- SUPPLIED DATA:
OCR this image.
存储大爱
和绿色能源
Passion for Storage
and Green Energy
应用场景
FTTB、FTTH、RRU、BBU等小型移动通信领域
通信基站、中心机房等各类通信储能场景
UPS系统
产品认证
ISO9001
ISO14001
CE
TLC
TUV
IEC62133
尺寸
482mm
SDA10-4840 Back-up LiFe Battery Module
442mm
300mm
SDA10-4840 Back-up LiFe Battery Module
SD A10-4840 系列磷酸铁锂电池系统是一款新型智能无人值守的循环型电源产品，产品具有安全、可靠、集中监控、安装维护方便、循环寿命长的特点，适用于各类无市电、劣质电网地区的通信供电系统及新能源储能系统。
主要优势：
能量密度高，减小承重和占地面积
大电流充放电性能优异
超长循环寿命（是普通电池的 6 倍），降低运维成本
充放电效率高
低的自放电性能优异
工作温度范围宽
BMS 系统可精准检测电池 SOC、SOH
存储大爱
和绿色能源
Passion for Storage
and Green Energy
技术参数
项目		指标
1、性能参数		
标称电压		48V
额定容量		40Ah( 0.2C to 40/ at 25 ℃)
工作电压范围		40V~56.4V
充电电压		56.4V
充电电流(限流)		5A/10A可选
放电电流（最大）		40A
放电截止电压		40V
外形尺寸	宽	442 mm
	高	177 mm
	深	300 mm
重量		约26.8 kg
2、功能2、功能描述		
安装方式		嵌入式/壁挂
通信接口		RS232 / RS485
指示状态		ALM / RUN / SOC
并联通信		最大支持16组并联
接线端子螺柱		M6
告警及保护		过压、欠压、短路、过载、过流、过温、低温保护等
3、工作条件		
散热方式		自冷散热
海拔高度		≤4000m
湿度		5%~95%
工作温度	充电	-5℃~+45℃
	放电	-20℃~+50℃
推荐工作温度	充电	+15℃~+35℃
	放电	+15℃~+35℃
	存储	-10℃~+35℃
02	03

---

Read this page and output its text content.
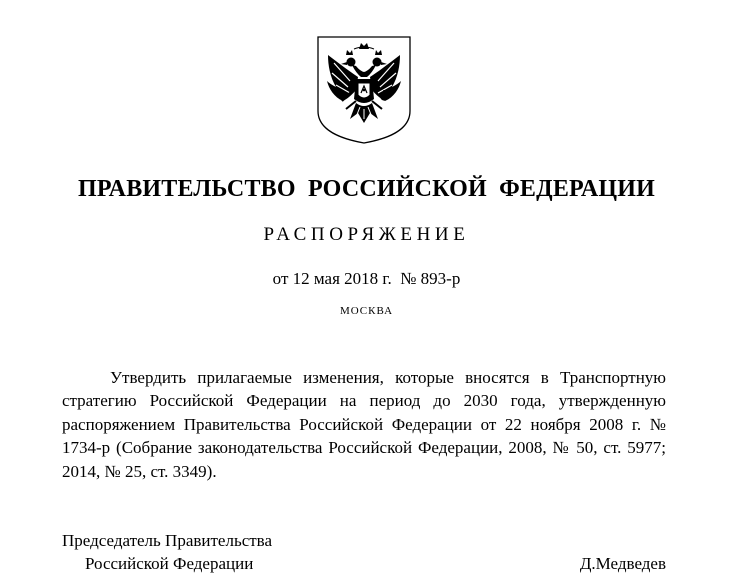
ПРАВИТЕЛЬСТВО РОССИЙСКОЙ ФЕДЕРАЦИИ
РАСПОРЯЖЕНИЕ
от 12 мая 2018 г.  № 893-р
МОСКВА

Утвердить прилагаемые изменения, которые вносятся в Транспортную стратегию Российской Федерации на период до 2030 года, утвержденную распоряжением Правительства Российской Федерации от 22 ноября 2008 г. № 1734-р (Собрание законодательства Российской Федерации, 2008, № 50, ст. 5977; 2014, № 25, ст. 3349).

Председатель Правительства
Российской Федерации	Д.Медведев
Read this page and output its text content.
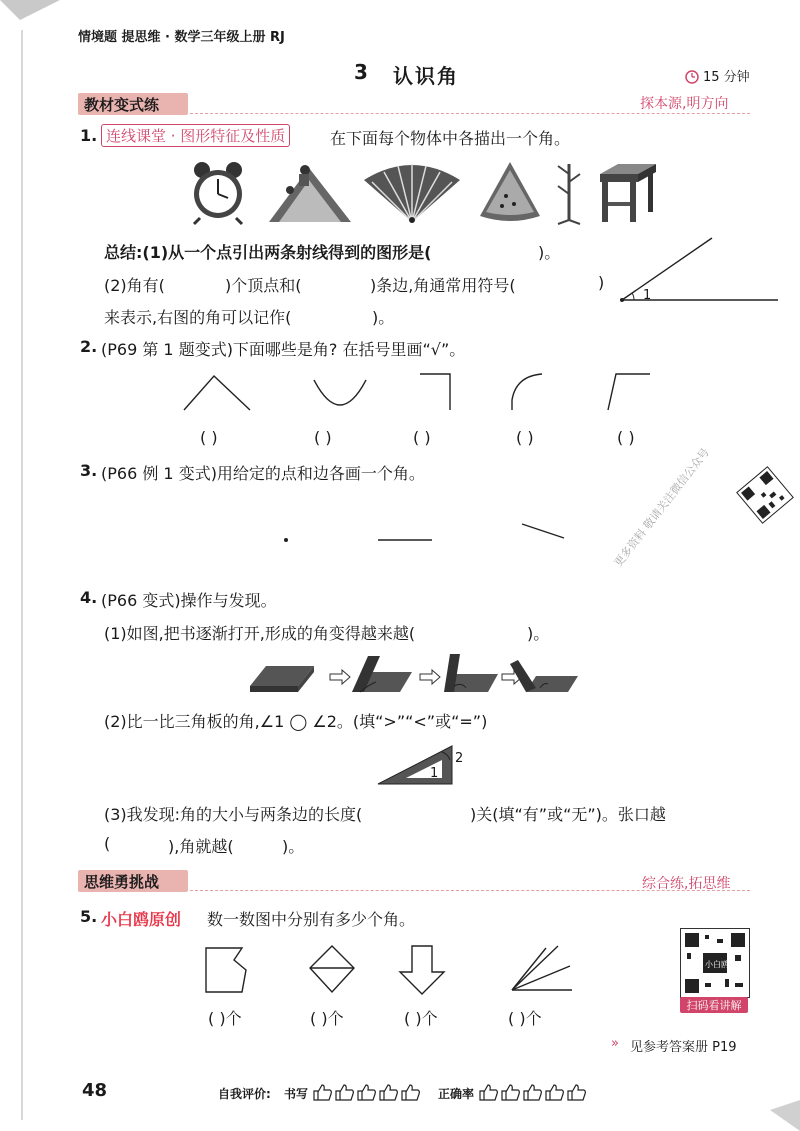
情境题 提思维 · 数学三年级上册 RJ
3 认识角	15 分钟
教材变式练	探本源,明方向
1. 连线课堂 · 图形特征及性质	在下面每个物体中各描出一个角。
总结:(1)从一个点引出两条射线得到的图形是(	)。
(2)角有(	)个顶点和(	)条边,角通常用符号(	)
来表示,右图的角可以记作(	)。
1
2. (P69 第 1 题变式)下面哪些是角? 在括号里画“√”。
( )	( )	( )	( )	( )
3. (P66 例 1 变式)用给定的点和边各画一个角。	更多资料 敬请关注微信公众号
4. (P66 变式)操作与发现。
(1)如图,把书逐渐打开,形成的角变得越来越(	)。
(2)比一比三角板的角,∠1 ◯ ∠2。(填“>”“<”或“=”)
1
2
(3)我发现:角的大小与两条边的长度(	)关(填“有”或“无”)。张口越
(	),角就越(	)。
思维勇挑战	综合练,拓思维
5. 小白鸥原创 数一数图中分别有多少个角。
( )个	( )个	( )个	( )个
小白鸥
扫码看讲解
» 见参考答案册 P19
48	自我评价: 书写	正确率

- EXERCISE INSTRUCTIONS: Find and copy every line in the entries above where the string "Правительства" occurs.

- EXPECTED OUTPUT:
Утвердить прилагаемые изменения, которые вносятся в Транспортную стратегию Российской Федерации на период до 2030 года, утвержденную распоряжением Правительства Российской Федерации от 22 ноября 2008 г. № 1734-р (Собрание законодательства Российской Федерации, 2008, № 50, ст. 5977; 2014, № 25, ст. 3349).
Председатель Правительства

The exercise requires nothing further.